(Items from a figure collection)
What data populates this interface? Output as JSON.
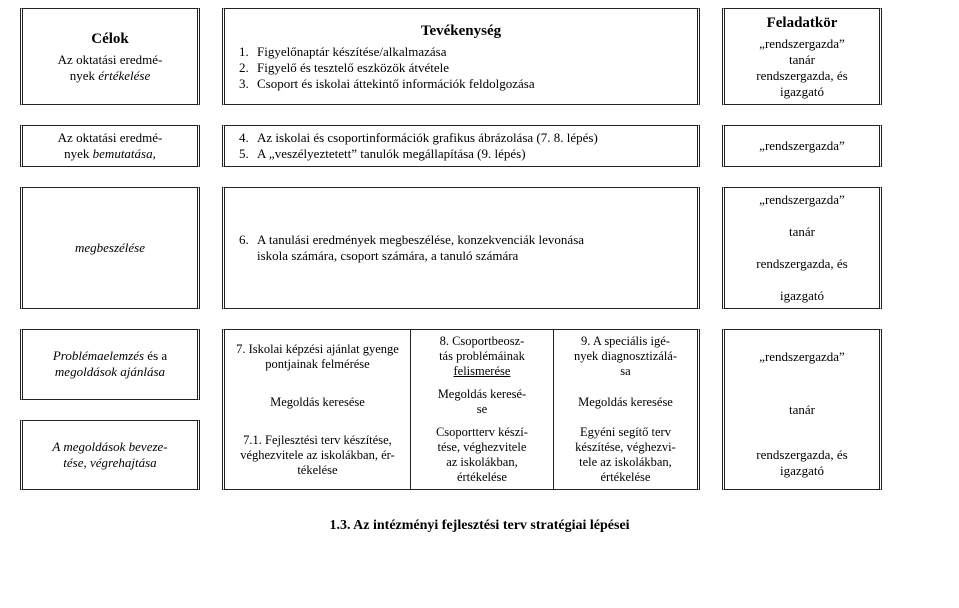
{
  "header": {
    "goals": "Célok",
    "activity": "Tevékenység",
    "role": "Feladatkör"
  },
  "row1": {
    "goal_l1": "Az oktatási eredmé-",
    "goal_l2": "nyek ",
    "goal_l3": "értékelése",
    "act_1_n": "1.",
    "act_1": "Figyelőnaptár készítése/alkalmazása",
    "act_2_n": "2.",
    "act_2": "Figyelő és tesztelő eszközök átvétele",
    "act_3_n": "3.",
    "act_3": "Csoport és iskolai áttekintő információk feldolgozása",
    "role_l1": "„rendszergazda”",
    "role_l2": "tanár",
    "role_l3": "rendszergazda, és",
    "role_l4": "igazgató"
  },
  "row2": {
    "goal_l1": "Az oktatási eredmé-",
    "goal_l2": "nyek ",
    "goal_l3": "bemutatása,",
    "act_4_n": "4.",
    "act_4": "Az iskolai és csoportinformációk grafikus ábrázolása (7. 8. lépés)",
    "act_5_n": "5.",
    "act_5": "A „veszélyeztetett” tanulók megállapítása (9. lépés)",
    "role": "„rendszergazda”"
  },
  "row3": {
    "goal": "megbeszélése",
    "act_6_n": "6.",
    "act_6_l1": "A tanulási eredmények megbeszélése, konzekvenciák levonása",
    "act_6_l2": "iskola számára, csoport számára, a tanuló számára",
    "role_l1": "„rendszergazda”",
    "role_l2": "tanár",
    "role_l3": "rendszergazda, és",
    "role_l4": "igazgató"
  },
  "row4": {
    "goal_top_l1": "Problémaelemzés",
    "goal_top_l2": " és a",
    "goal_top_l3": "megoldások ajánlása",
    "goal_bot_l1": "A megoldások beveze-",
    "goal_bot_l2": "tése, végrehajtása",
    "c11_l1": "7. Iskolai képzési ajánlat gyenge",
    "c11_l2": "pontjainak felmérése",
    "c12_l1": "8. Csoportbeosz-",
    "c12_l2": "tás problémáinak",
    "c12_l3": "felismerése",
    "c13_l1": "9. A speciális igé-",
    "c13_l2": "nyek diagnosztizálá-",
    "c13_l3": "sa",
    "c21": "Megoldás keresése",
    "c22_l1": "Megoldás keresé-",
    "c22_l2": "se",
    "c23": "Megoldás keresése",
    "c31_l1": "7.1. Fejlesztési terv készítése,",
    "c31_l2": "véghezvitele az iskolákban, ér-",
    "c31_l3": "tékelése",
    "c32_l1": "Csoportterv készí-",
    "c32_l2": "tése, véghezvitele",
    "c32_l3": "az iskolákban,",
    "c32_l4": "értékelése",
    "c33_l1": "Egyéni segítő terv",
    "c33_l2": "készítése, véghezvi-",
    "c33_l3": "tele az iskolákban,",
    "c33_l4": "értékelése",
    "role_1": "„rendszergazda”",
    "role_2": "tanár",
    "role_3_l1": "rendszergazda, és",
    "role_3_l2": "igazgató"
  },
  "heading": "1.3.    Az intézményi fejlesztési terv stratégiai lépései"
}
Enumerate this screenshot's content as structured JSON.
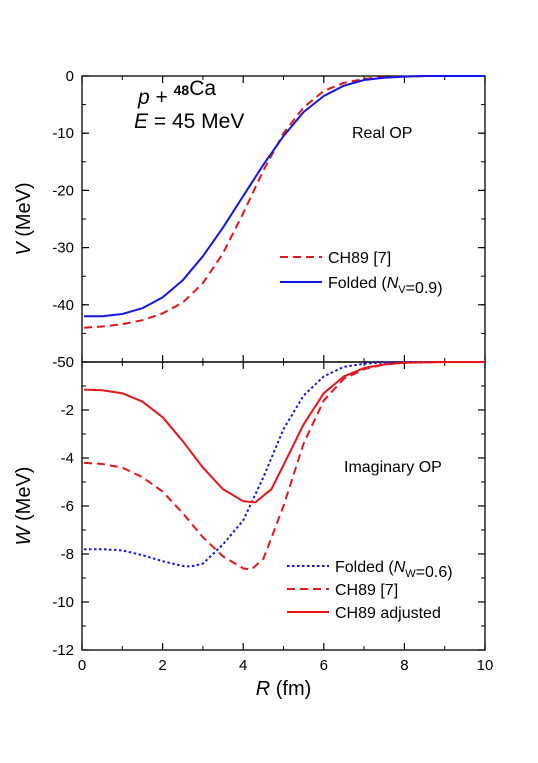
{
  "chart_data": [
    {
      "type": "line",
      "panel": "top",
      "title": "",
      "annotation_lines": [
        {
          "parts": [
            {
              "t": "p",
              "style": "italic"
            },
            {
              "t": " + "
            },
            {
              "t": "48",
              "style": "sup"
            },
            {
              "t": "Ca"
            }
          ]
        },
        {
          "parts": [
            {
              "t": "E",
              "style": "italic"
            },
            {
              "t": " = 45 MeV"
            }
          ]
        }
      ],
      "panel_label": "Real OP",
      "xlabel": "",
      "ylabel": {
        "sym": "V",
        "unit": " (MeV)"
      },
      "xlim": [
        0,
        10
      ],
      "ylim": [
        -50,
        0
      ],
      "yticks": [
        0,
        -10,
        -20,
        -30,
        -40,
        -50
      ],
      "ytick_labels": [
        "0",
        "-10",
        "-20",
        "-30",
        "-40",
        "-50"
      ],
      "legend_placement": "center-right",
      "series": [
        {
          "legend": [
            {
              "t": "CH89  [7]"
            }
          ],
          "color": "#e8141a",
          "dash": "dashed",
          "x": [
            0.05,
            0.5,
            1,
            1.5,
            2,
            2.5,
            3,
            3.5,
            4,
            4.5,
            5,
            5.5,
            6,
            6.5,
            7,
            7.5,
            8,
            8.5,
            9,
            9.5,
            10
          ],
          "y": [
            -44.0,
            -43.8,
            -43.4,
            -42.7,
            -41.5,
            -39.6,
            -36.2,
            -31.0,
            -24.0,
            -16.5,
            -10.0,
            -5.5,
            -2.6,
            -1.2,
            -0.5,
            -0.2,
            -0.1,
            0,
            0,
            0,
            0
          ]
        },
        {
          "legend": [
            {
              "t": "Folded ("
            },
            {
              "t": "N",
              "style": "italic"
            },
            {
              "t": "V",
              "style": "sub"
            },
            {
              "t": "=0.9)"
            }
          ],
          "color": "#1414e6",
          "dash": "solid",
          "x": [
            0.05,
            0.5,
            1,
            1.5,
            2,
            2.5,
            3,
            3.5,
            4,
            4.5,
            5,
            5.5,
            6,
            6.5,
            7,
            7.5,
            8,
            8.5,
            9,
            9.5,
            10
          ],
          "y": [
            -42.0,
            -42.0,
            -41.6,
            -40.6,
            -38.7,
            -35.7,
            -31.5,
            -26.5,
            -21.0,
            -15.5,
            -10.5,
            -6.3,
            -3.5,
            -1.7,
            -0.7,
            -0.3,
            -0.1,
            0,
            0,
            0,
            0
          ]
        }
      ]
    },
    {
      "type": "line",
      "panel": "bottom",
      "title": "",
      "panel_label": "Imaginary OP",
      "xlabel": {
        "sym": "R",
        "unit": " (fm)"
      },
      "ylabel": {
        "sym": "W",
        "unit": " (MeV)"
      },
      "xlim": [
        0,
        10
      ],
      "ylim": [
        -12,
        0
      ],
      "xticks": [
        0,
        2,
        4,
        6,
        8,
        10
      ],
      "xtick_labels": [
        "0",
        "2",
        "4",
        "6",
        "8",
        "10"
      ],
      "yticks": [
        -2,
        -4,
        -6,
        -8,
        -10,
        -12
      ],
      "ytick_labels": [
        "-2",
        "-4",
        "-6",
        "-8",
        "-10",
        "-12"
      ],
      "legend_placement": "bottom-right",
      "series": [
        {
          "legend": [
            {
              "t": "Folded ("
            },
            {
              "t": "N",
              "style": "italic"
            },
            {
              "t": "W",
              "style": "sub"
            },
            {
              "t": "=0.6)"
            }
          ],
          "color": "#1414e6",
          "dash": "dotted",
          "x": [
            0.05,
            0.5,
            1,
            1.5,
            2,
            2.5,
            2.7,
            3,
            3.5,
            4,
            4.5,
            5,
            5.5,
            6,
            6.5,
            7,
            7.5,
            8,
            9,
            10
          ],
          "y": [
            -7.8,
            -7.8,
            -7.85,
            -8.05,
            -8.3,
            -8.5,
            -8.52,
            -8.4,
            -7.6,
            -6.6,
            -4.8,
            -2.8,
            -1.4,
            -0.6,
            -0.2,
            -0.07,
            -0.02,
            0,
            0,
            0
          ]
        },
        {
          "legend": [
            {
              "t": "CH89  [7]"
            }
          ],
          "color": "#e8141a",
          "dash": "dashed",
          "x": [
            0.05,
            0.5,
            1,
            1.5,
            2,
            2.5,
            3,
            3.5,
            4,
            4.2,
            4.5,
            5,
            5.5,
            6,
            6.5,
            7,
            7.5,
            8,
            9,
            10
          ],
          "y": [
            -4.2,
            -4.25,
            -4.4,
            -4.8,
            -5.4,
            -6.3,
            -7.3,
            -8.1,
            -8.6,
            -8.65,
            -8.2,
            -6.0,
            -3.4,
            -1.6,
            -0.7,
            -0.3,
            -0.1,
            -0.03,
            0,
            0
          ]
        },
        {
          "legend": [
            {
              "t": "CH89 adjusted"
            }
          ],
          "color": "#e8141a",
          "dash": "solid",
          "x": [
            0.05,
            0.5,
            1,
            1.5,
            2,
            2.5,
            3,
            3.5,
            4,
            4.3,
            4.7,
            5,
            5.5,
            6,
            6.5,
            7,
            7.5,
            8,
            9,
            10
          ],
          "y": [
            -1.15,
            -1.18,
            -1.3,
            -1.65,
            -2.3,
            -3.3,
            -4.4,
            -5.3,
            -5.8,
            -5.85,
            -5.3,
            -4.3,
            -2.6,
            -1.3,
            -0.6,
            -0.25,
            -0.1,
            -0.03,
            0,
            0
          ]
        }
      ]
    }
  ]
}
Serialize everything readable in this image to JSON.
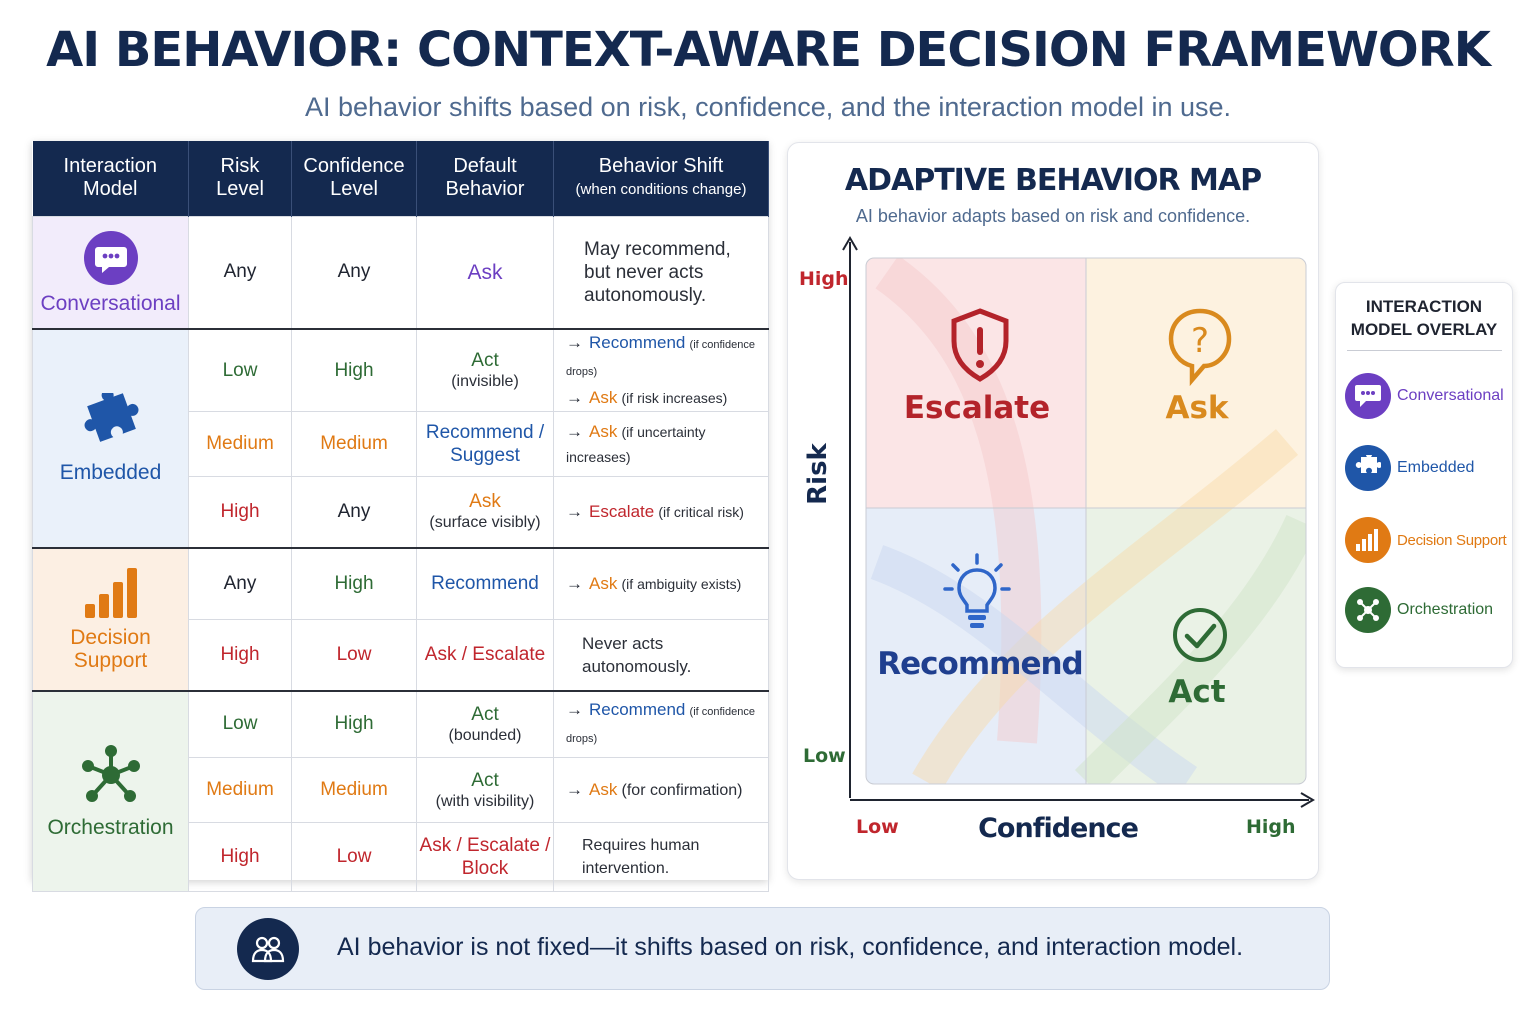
{
  "title": "AI BEHAVIOR: CONTEXT-AWARE DECISION FRAMEWORK",
  "subtitle": "AI behavior shifts based on risk, confidence, and the interaction model in use.",
  "table": {
    "headers": {
      "model": [
        "Interaction",
        "Model"
      ],
      "risk": [
        "Risk",
        "Level"
      ],
      "confidence": [
        "Confidence",
        "Level"
      ],
      "default": [
        "Default",
        "Behavior"
      ],
      "shift": "Behavior Shift",
      "shift_sub": "(when conditions change)"
    },
    "conversational": {
      "name": "Conversational",
      "rows": [
        {
          "risk": "Any",
          "confidence": "Any",
          "behavior": "Ask",
          "shift_lines": [
            "May recommend,",
            "but never acts",
            "autonomously."
          ]
        }
      ]
    },
    "embedded": {
      "name": "Embedded",
      "rows": [
        {
          "risk": "Low",
          "confidence": "High",
          "behavior": "Act",
          "behavior_sub": "(invisible)",
          "shifts": [
            {
              "kw": "Recommend",
              "cond": "(if confidence drops)"
            },
            {
              "kw": "Ask",
              "cond": "(if risk increases)"
            }
          ]
        },
        {
          "risk": "Medium",
          "confidence": "Medium",
          "behavior": "Recommend /",
          "behavior2": "Suggest",
          "shifts": [
            {
              "kw": "Ask",
              "cond": "(if uncertainty increases)"
            }
          ]
        },
        {
          "risk": "High",
          "confidence": "Any",
          "behavior": "Ask",
          "behavior_sub": "(surface visibly)",
          "shifts": [
            {
              "kw": "Escalate",
              "cond": "(if critical risk)"
            }
          ]
        }
      ]
    },
    "decision": {
      "name": [
        "Decision",
        "Support"
      ],
      "rows": [
        {
          "risk": "Any",
          "confidence": "High",
          "behavior": "Recommend",
          "shifts": [
            {
              "kw": "Ask",
              "cond": "(if ambiguity exists)"
            }
          ]
        },
        {
          "risk": "High",
          "confidence": "Low",
          "behavior": "Ask / Escalate",
          "shift_lines": [
            "Never acts",
            "autonomously."
          ]
        }
      ]
    },
    "orchestration": {
      "name": "Orchestration",
      "rows": [
        {
          "risk": "Low",
          "confidence": "High",
          "behavior": "Act",
          "behavior_sub": "(bounded)",
          "shifts": [
            {
              "kw": "Recommend",
              "cond": "(if confidence drops)"
            }
          ]
        },
        {
          "risk": "Medium",
          "confidence": "Medium",
          "behavior": "Act",
          "behavior_sub": "(with visibility)",
          "shifts": [
            {
              "kw": "Ask",
              "cond": "(for confirmation)"
            }
          ]
        },
        {
          "risk": "High",
          "confidence": "Low",
          "behavior": "Ask / Escalate /",
          "behavior2": "Block",
          "shift_lines": [
            "Requires human",
            "intervention."
          ]
        }
      ]
    }
  },
  "map": {
    "title": "ADAPTIVE BEHAVIOR MAP",
    "subtitle": "AI behavior adapts based on risk and confidence.",
    "y_axis": "Risk",
    "x_axis": "Confidence",
    "y_high": "High",
    "y_low": "Low",
    "x_low": "Low",
    "x_high": "High",
    "quadrants": {
      "top_left": {
        "label": "Escalate",
        "icon": "shield-alert-icon",
        "color": "#b3232a"
      },
      "top_right": {
        "label": "Ask",
        "icon": "question-bubble-icon",
        "color": "#d98a1e"
      },
      "bottom_left": {
        "label": "Recommend",
        "icon": "lightbulb-icon",
        "color": "#1f3f8f"
      },
      "bottom_right": {
        "label": "Act",
        "icon": "check-circle-icon",
        "color": "#2e6b35"
      }
    }
  },
  "overlay": {
    "title": [
      "INTERACTION",
      "MODEL OVERLAY"
    ],
    "items": [
      {
        "label": "Conversational",
        "icon": "chat-bubble-icon",
        "color": "#6c3fc2"
      },
      {
        "label": "Embedded",
        "icon": "puzzle-icon",
        "color": "#1f56a8"
      },
      {
        "label": "Decision Support",
        "icon": "bar-chart-icon",
        "color": "#e07a14"
      },
      {
        "label": "Orchestration",
        "icon": "network-icon",
        "color": "#2e6b35"
      }
    ]
  },
  "banner": {
    "text": "AI behavior is not fixed—it shifts based on risk, confidence, and interaction model.",
    "icon": "people-icon"
  }
}
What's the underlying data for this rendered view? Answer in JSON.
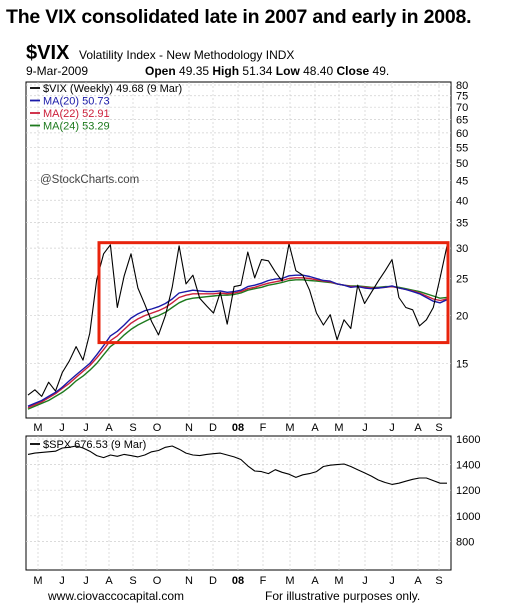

## Directions for this task
Pull out the lines above in which the word "rendszergazda" appears.

## Result for this task
    "role_l1": "„rendszergazda”",
    "role_l3": "rendszergazda, és",
    "role": "„rendszergazda”"
    "role_l1": "„rendszergazda”",
    "role_l3": "rendszergazda, és",
    "role_1": "„rendszergazda”",
    "role_3_l1": "rendszergazda, és",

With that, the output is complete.